Look for the word "MCMH" in each line and report the count of matching lines, with nothing added.

══════════

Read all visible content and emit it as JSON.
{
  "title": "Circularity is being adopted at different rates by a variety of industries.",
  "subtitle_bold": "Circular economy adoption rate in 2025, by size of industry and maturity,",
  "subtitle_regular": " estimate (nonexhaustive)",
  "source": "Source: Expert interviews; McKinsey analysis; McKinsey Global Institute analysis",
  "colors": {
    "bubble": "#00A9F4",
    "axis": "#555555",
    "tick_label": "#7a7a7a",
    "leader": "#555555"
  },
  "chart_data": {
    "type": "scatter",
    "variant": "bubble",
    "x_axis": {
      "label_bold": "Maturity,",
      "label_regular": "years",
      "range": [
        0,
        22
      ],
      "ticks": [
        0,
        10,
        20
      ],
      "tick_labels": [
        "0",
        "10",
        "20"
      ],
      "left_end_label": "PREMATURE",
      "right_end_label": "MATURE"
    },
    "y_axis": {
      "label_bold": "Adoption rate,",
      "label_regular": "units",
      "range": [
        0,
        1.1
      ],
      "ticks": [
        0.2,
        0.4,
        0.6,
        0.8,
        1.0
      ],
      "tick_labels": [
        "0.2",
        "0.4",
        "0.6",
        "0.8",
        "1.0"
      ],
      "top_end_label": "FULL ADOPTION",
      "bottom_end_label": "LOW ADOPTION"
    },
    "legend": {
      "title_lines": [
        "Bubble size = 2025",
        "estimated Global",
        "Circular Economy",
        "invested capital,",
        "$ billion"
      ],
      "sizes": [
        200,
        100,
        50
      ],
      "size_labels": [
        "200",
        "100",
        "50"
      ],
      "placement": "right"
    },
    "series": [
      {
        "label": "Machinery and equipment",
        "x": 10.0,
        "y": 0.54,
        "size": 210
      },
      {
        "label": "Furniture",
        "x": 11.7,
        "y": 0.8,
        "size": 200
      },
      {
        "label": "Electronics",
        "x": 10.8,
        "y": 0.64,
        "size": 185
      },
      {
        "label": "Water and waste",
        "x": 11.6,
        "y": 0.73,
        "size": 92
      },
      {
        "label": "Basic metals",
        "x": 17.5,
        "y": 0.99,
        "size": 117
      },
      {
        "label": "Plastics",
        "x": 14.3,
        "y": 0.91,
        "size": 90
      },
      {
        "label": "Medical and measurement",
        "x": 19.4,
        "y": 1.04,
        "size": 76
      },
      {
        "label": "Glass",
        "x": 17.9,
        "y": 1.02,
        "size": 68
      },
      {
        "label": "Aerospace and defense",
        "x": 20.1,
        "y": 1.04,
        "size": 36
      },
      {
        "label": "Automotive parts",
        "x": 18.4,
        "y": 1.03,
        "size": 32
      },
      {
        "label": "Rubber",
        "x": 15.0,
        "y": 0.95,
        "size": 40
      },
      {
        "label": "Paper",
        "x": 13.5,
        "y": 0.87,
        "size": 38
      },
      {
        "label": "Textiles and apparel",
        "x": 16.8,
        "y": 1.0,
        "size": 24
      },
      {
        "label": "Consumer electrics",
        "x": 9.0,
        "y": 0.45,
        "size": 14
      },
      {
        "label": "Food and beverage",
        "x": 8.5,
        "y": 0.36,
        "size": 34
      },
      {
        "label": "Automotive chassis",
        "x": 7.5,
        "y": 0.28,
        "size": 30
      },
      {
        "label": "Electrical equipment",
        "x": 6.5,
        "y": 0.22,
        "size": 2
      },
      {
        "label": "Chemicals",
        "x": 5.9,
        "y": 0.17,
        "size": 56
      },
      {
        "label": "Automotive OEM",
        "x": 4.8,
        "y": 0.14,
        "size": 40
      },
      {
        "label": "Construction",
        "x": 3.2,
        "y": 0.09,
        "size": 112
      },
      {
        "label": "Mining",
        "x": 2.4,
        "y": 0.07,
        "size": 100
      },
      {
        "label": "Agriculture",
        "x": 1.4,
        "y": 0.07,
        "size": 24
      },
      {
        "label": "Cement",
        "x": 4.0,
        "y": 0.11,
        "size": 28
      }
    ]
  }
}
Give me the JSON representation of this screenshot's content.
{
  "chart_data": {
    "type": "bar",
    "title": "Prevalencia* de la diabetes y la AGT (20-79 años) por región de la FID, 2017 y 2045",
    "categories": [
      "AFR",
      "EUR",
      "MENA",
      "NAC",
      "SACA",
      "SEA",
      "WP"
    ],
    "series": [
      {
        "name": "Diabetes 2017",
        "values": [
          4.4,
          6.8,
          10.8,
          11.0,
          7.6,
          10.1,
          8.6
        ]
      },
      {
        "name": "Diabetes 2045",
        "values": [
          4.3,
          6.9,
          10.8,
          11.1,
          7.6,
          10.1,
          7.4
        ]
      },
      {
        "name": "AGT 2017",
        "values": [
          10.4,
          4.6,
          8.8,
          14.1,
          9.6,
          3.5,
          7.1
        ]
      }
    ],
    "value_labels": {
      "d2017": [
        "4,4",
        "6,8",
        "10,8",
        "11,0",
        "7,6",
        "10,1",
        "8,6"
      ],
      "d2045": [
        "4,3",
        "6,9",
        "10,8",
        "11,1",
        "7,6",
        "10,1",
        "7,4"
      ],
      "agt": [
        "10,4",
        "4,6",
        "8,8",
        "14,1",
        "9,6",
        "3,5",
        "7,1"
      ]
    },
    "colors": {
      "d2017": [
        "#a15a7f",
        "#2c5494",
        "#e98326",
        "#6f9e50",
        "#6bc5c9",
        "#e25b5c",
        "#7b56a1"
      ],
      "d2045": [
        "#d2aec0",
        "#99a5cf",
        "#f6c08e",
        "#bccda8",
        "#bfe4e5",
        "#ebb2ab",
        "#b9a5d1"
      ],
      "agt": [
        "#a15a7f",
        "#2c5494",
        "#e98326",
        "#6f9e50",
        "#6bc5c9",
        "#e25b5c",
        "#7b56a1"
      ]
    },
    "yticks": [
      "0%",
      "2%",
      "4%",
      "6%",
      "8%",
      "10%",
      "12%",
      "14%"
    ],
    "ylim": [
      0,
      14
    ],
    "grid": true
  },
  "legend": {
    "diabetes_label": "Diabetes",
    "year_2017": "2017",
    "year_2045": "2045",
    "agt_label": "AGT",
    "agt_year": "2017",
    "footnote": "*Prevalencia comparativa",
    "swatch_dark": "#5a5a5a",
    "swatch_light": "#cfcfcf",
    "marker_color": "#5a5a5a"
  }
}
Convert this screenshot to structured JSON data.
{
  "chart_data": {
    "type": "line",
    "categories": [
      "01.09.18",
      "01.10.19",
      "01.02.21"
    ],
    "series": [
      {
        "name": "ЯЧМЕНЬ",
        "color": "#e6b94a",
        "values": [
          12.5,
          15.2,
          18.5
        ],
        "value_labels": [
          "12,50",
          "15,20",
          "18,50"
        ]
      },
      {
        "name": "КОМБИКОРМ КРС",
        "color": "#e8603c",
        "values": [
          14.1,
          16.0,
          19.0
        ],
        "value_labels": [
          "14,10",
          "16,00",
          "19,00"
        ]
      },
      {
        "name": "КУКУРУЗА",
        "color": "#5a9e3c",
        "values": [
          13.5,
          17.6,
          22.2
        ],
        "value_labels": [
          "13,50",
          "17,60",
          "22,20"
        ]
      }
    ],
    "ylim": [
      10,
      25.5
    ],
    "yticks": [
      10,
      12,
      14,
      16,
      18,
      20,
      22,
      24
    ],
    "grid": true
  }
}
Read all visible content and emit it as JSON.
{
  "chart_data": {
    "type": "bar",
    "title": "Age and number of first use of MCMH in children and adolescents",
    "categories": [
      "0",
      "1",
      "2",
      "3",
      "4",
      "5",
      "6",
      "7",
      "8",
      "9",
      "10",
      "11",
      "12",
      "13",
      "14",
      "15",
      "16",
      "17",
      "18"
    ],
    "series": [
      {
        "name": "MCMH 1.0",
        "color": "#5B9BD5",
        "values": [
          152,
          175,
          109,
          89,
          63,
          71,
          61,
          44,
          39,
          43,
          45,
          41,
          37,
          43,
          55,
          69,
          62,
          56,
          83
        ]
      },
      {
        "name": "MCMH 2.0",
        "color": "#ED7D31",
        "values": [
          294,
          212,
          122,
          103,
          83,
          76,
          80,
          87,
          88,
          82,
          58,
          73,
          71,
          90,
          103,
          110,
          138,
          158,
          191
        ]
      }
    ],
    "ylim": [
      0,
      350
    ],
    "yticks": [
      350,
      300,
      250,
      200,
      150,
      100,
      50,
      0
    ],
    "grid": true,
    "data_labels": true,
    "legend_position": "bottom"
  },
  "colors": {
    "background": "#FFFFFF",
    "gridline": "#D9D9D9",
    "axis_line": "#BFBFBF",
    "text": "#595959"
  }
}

══════════

## Output
3